_PROVIDED INFORMATION_:
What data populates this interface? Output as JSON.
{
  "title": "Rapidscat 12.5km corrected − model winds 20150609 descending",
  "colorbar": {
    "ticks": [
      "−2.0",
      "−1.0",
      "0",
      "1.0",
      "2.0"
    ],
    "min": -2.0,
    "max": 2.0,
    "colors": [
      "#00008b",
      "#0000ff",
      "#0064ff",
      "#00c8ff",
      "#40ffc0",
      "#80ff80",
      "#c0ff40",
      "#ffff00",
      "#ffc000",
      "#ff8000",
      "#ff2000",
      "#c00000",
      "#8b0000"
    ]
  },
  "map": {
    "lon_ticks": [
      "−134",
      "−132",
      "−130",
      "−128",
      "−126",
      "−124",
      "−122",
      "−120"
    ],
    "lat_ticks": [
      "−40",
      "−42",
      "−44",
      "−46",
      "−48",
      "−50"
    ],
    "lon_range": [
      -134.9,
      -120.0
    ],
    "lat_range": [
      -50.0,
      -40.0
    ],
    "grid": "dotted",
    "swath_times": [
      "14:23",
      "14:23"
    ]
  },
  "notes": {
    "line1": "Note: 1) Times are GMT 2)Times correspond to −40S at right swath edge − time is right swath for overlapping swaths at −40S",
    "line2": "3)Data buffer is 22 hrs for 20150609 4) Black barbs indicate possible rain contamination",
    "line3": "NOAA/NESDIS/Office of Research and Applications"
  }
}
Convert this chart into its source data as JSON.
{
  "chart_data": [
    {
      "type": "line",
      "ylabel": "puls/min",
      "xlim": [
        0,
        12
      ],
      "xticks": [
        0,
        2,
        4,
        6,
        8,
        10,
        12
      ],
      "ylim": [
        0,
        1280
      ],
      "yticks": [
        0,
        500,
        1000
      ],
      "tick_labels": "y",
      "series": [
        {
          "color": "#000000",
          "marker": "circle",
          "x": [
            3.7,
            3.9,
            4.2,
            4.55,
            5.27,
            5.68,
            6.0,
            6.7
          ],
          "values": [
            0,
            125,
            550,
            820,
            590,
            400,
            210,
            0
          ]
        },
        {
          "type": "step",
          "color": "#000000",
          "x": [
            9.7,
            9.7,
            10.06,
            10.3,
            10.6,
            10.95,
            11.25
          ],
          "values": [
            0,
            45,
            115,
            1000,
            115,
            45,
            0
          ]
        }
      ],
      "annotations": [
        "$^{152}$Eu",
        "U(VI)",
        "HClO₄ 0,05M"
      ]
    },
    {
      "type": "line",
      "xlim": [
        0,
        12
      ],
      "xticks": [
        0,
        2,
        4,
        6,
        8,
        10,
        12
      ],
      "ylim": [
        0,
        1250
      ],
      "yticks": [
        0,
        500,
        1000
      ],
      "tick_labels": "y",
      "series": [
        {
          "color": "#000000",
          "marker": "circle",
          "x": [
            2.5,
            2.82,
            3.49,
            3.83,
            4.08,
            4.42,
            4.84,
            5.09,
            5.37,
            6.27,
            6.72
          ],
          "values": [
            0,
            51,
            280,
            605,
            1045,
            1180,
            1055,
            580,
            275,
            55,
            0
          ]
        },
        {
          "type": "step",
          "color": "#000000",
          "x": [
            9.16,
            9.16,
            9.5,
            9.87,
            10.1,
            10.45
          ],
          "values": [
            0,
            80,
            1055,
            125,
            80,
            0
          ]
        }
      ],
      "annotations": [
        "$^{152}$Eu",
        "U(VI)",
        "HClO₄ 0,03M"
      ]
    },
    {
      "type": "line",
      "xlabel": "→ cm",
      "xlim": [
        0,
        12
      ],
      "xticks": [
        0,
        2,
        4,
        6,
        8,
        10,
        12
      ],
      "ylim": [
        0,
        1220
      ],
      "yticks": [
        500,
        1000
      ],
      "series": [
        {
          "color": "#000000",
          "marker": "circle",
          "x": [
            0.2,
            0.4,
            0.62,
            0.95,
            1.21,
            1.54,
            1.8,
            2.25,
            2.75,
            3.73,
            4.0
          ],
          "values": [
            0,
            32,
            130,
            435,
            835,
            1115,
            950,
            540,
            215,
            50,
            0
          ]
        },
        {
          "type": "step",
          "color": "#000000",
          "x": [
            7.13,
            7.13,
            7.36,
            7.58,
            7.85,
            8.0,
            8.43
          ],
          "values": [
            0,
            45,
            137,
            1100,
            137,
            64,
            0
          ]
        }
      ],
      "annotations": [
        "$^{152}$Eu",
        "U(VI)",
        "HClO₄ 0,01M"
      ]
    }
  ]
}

_GIVEN EXERCISE_: All of the data needs to be printed once more, exactly.

_ANSWER TO THE TASK_:
What data populates this interface? Output as JSON.
{
  "title": "Rapidscat 12.5km corrected − model winds 20150609 descending",
  "colorbar": {
    "ticks": [
      "−2.0",
      "−1.0",
      "0",
      "1.0",
      "2.0"
    ],
    "min": -2.0,
    "max": 2.0,
    "colors": [
      "#00008b",
      "#0000ff",
      "#0064ff",
      "#00c8ff",
      "#40ffc0",
      "#80ff80",
      "#c0ff40",
      "#ffff00",
      "#ffc000",
      "#ff8000",
      "#ff2000",
      "#c00000",
      "#8b0000"
    ]
  },
  "map": {
    "lon_ticks": [
      "−134",
      "−132",
      "−130",
      "−128",
      "−126",
      "−124",
      "−122",
      "−120"
    ],
    "lat_ticks": [
      "−40",
      "−42",
      "−44",
      "−46",
      "−48",
      "−50"
    ],
    "lon_range": [
      -134.9,
      -120.0
    ],
    "lat_range": [
      -50.0,
      -40.0
    ],
    "grid": "dotted",
    "swath_times": [
      "14:23",
      "14:23"
    ]
  },
  "notes": {
    "line1": "Note: 1) Times are GMT 2)Times correspond to −40S at right swath edge − time is right swath for overlapping swaths at −40S",
    "line2": "3)Data buffer is 22 hrs for 20150609 4) Black barbs indicate possible rain contamination",
    "line3": "NOAA/NESDIS/Office of Research and Applications"
  }
}
Convert this chart into its source data as JSON.
{
  "chart_data": [
    {
      "type": "line",
      "ylabel": "puls/min",
      "xlim": [
        0,
        12
      ],
      "xticks": [
        0,
        2,
        4,
        6,
        8,
        10,
        12
      ],
      "ylim": [
        0,
        1280
      ],
      "yticks": [
        0,
        500,
        1000
      ],
      "tick_labels": "y",
      "series": [
        {
          "color": "#000000",
          "marker": "circle",
          "x": [
            3.7,
            3.9,
            4.2,
            4.55,
            5.27,
            5.68,
            6.0,
            6.7
          ],
          "values": [
            0,
            125,
            550,
            820,
            590,
            400,
            210,
            0
          ]
        },
        {
          "type": "step",
          "color": "#000000",
          "x": [
            9.7,
            9.7,
            10.06,
            10.3,
            10.6,
            10.95,
            11.25
          ],
          "values": [
            0,
            45,
            115,
            1000,
            115,
            45,
            0
          ]
        }
      ],
      "annotations": [
        "$^{152}$Eu",
        "U(VI)",
        "HClO₄ 0,05M"
      ]
    },
    {
      "type": "line",
      "xlim": [
        0,
        12
      ],
      "xticks": [
        0,
        2,
        4,
        6,
        8,
        10,
        12
      ],
      "ylim": [
        0,
        1250
      ],
      "yticks": [
        0,
        500,
        1000
      ],
      "tick_labels": "y",
      "series": [
        {
          "color": "#000000",
          "marker": "circle",
          "x": [
            2.5,
            2.82,
            3.49,
            3.83,
            4.08,
            4.42,
            4.84,
            5.09,
            5.37,
            6.27,
            6.72
          ],
          "values": [
            0,
            51,
            280,
            605,
            1045,
            1180,
            1055,
            580,
            275,
            55,
            0
          ]
        },
        {
          "type": "step",
          "color": "#000000",
          "x": [
            9.16,
            9.16,
            9.5,
            9.87,
            10.1,
            10.45
          ],
          "values": [
            0,
            80,
            1055,
            125,
            80,
            0
          ]
        }
      ],
      "annotations": [
        "$^{152}$Eu",
        "U(VI)",
        "HClO₄ 0,03M"
      ]
    },
    {
      "type": "line",
      "xlabel": "→ cm",
      "xlim": [
        0,
        12
      ],
      "xticks": [
        0,
        2,
        4,
        6,
        8,
        10,
        12
      ],
      "ylim": [
        0,
        1220
      ],
      "yticks": [
        500,
        1000
      ],
      "series": [
        {
          "color": "#000000",
          "marker": "circle",
          "x": [
            0.2,
            0.4,
            0.62,
            0.95,
            1.21,
            1.54,
            1.8,
            2.25,
            2.75,
            3.73,
            4.0
          ],
          "values": [
            0,
            32,
            130,
            435,
            835,
            1115,
            950,
            540,
            215,
            50,
            0
          ]
        },
        {
          "type": "step",
          "color": "#000000",
          "x": [
            7.13,
            7.13,
            7.36,
            7.58,
            7.85,
            8.0,
            8.43
          ],
          "values": [
            0,
            45,
            137,
            1100,
            137,
            64,
            0
          ]
        }
      ],
      "annotations": [
        "$^{152}$Eu",
        "U(VI)",
        "HClO₄ 0,01M"
      ]
    }
  ]
}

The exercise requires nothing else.